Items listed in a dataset
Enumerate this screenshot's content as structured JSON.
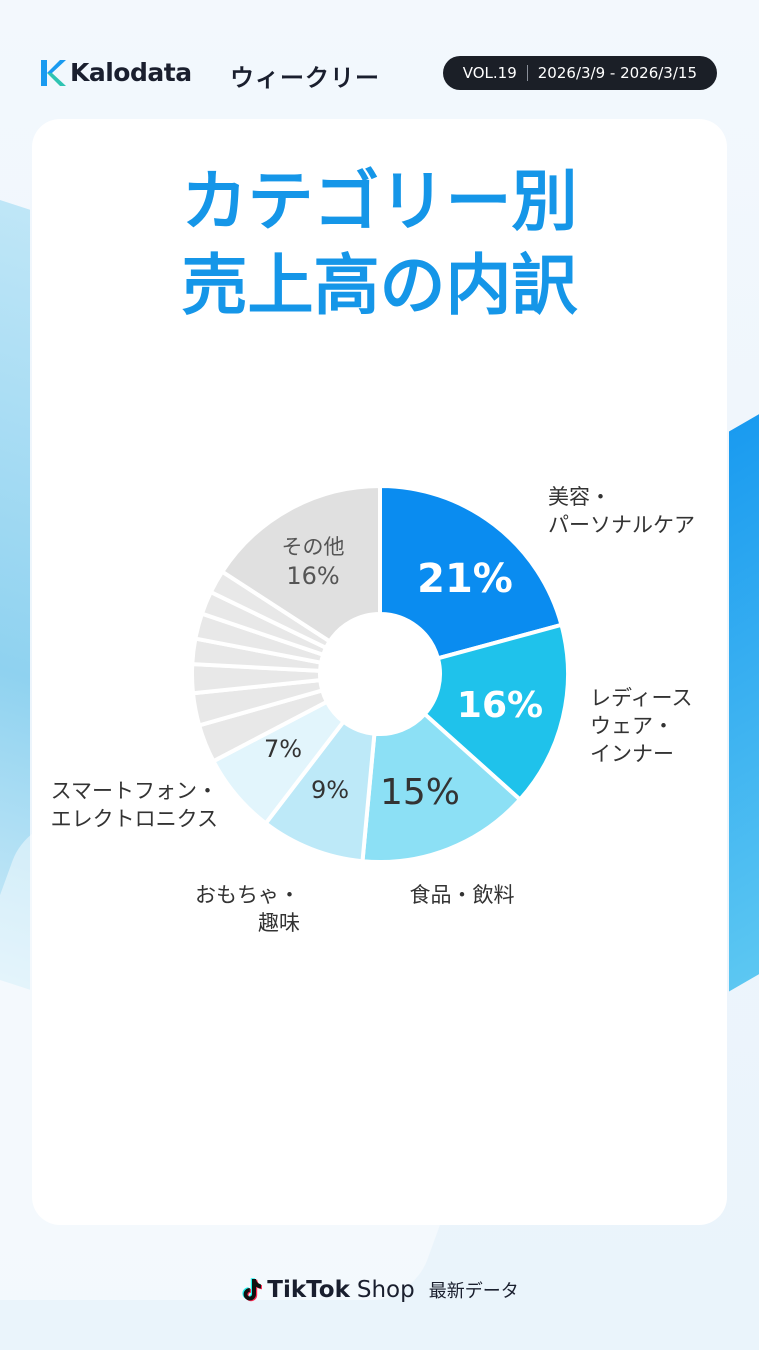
{
  "header": {
    "brand": "Kalodata",
    "series_title": "ウィークリー",
    "vol": "VOL.19",
    "date_range": "2026/3/9 - 2026/3/15"
  },
  "title": {
    "line1": "カテゴリー別",
    "line2": "売上高の内訳"
  },
  "chart_data": {
    "type": "pie",
    "donut": true,
    "unit": "%",
    "slices": [
      {
        "label": [
          "美容・",
          "パーソナルケア"
        ],
        "value": 21,
        "value_label": "21%",
        "color": "#0a8cf0",
        "text_color": "#ffffff"
      },
      {
        "label": [
          "レディース",
          "ウェア・",
          "インナー"
        ],
        "value": 16,
        "value_label": "16%",
        "color": "#1fc2eb",
        "text_color": "#ffffff"
      },
      {
        "label": [
          "食品・飲料"
        ],
        "value": 15,
        "value_label": "15%",
        "color": "#8ce0f5",
        "text_color": "#333333"
      },
      {
        "label": [
          "おもちゃ・",
          "趣味"
        ],
        "value": 9,
        "value_label": "9%",
        "color": "#bde9f8",
        "text_color": "#333333"
      },
      {
        "label": [
          "スマートフォン・",
          "エレクトロニクス"
        ],
        "value": 7,
        "value_label": "7%",
        "color": "#e2f5fc",
        "text_color": "#333333"
      },
      {
        "label": [],
        "value": 3.3,
        "value_label": "",
        "color": "#e8e8e8",
        "text_color": "#333333"
      },
      {
        "label": [],
        "value": 2.8,
        "value_label": "",
        "color": "#e8e8e8",
        "text_color": "#333333"
      },
      {
        "label": [],
        "value": 2.5,
        "value_label": "",
        "color": "#e8e8e8",
        "text_color": "#333333"
      },
      {
        "label": [],
        "value": 2.2,
        "value_label": "",
        "color": "#e8e8e8",
        "text_color": "#333333"
      },
      {
        "label": [],
        "value": 2.2,
        "value_label": "",
        "color": "#e8e8e8",
        "text_color": "#333333"
      },
      {
        "label": [],
        "value": 2.0,
        "value_label": "",
        "color": "#e8e8e8",
        "text_color": "#333333"
      },
      {
        "label": [],
        "value": 2.0,
        "value_label": "",
        "color": "#e8e8e8",
        "text_color": "#333333"
      },
      {
        "label": [
          "その他"
        ],
        "value": 16,
        "value_label": "16%",
        "color": "#e0e0e0",
        "text_color": "#555555"
      }
    ]
  },
  "footer": {
    "brand": "TikTok",
    "shop": "Shop",
    "subtitle": "最新データ"
  },
  "colors": {
    "accent": "#1596e8",
    "pill_bg": "#1b1f27"
  },
  "icons": [
    "kalodata-logo-icon",
    "tiktok-note-icon"
  ]
}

● **DIRECTION**: Give the data again exactly as written, with all pictures left out.

● **EXERCISE OUTPUT**:
Enumerate this screenshot's content as structured JSON.
{
  "header": {
    "brand": "Kalodata",
    "series_title": "ウィークリー",
    "vol": "VOL.19",
    "date_range": "2026/3/9 - 2026/3/15"
  },
  "title": {
    "line1": "カテゴリー別",
    "line2": "売上高の内訳"
  },
  "chart_data": {
    "type": "pie",
    "donut": true,
    "unit": "%",
    "slices": [
      {
        "label": [
          "美容・",
          "パーソナルケア"
        ],
        "value": 21,
        "value_label": "21%",
        "color": "#0a8cf0",
        "text_color": "#ffffff"
      },
      {
        "label": [
          "レディース",
          "ウェア・",
          "インナー"
        ],
        "value": 16,
        "value_label": "16%",
        "color": "#1fc2eb",
        "text_color": "#ffffff"
      },
      {
        "label": [
          "食品・飲料"
        ],
        "value": 15,
        "value_label": "15%",
        "color": "#8ce0f5",
        "text_color": "#333333"
      },
      {
        "label": [
          "おもちゃ・",
          "趣味"
        ],
        "value": 9,
        "value_label": "9%",
        "color": "#bde9f8",
        "text_color": "#333333"
      },
      {
        "label": [
          "スマートフォン・",
          "エレクトロニクス"
        ],
        "value": 7,
        "value_label": "7%",
        "color": "#e2f5fc",
        "text_color": "#333333"
      },
      {
        "label": [],
        "value": 3.3,
        "value_label": "",
        "color": "#e8e8e8",
        "text_color": "#333333"
      },
      {
        "label": [],
        "value": 2.8,
        "value_label": "",
        "color": "#e8e8e8",
        "text_color": "#333333"
      },
      {
        "label": [],
        "value": 2.5,
        "value_label": "",
        "color": "#e8e8e8",
        "text_color": "#333333"
      },
      {
        "label": [],
        "value": 2.2,
        "value_label": "",
        "color": "#e8e8e8",
        "text_color": "#333333"
      },
      {
        "label": [],
        "value": 2.2,
        "value_label": "",
        "color": "#e8e8e8",
        "text_color": "#333333"
      },
      {
        "label": [],
        "value": 2.0,
        "value_label": "",
        "color": "#e8e8e8",
        "text_color": "#333333"
      },
      {
        "label": [],
        "value": 2.0,
        "value_label": "",
        "color": "#e8e8e8",
        "text_color": "#333333"
      },
      {
        "label": [
          "その他"
        ],
        "value": 16,
        "value_label": "16%",
        "color": "#e0e0e0",
        "text_color": "#555555"
      }
    ]
  },
  "footer": {
    "brand": "TikTok",
    "shop": "Shop",
    "subtitle": "最新データ"
  },
  "colors": {
    "accent": "#1596e8",
    "pill_bg": "#1b1f27"
  },
  "icons": [
    "kalodata-logo-icon",
    "tiktok-note-icon"
  ]
}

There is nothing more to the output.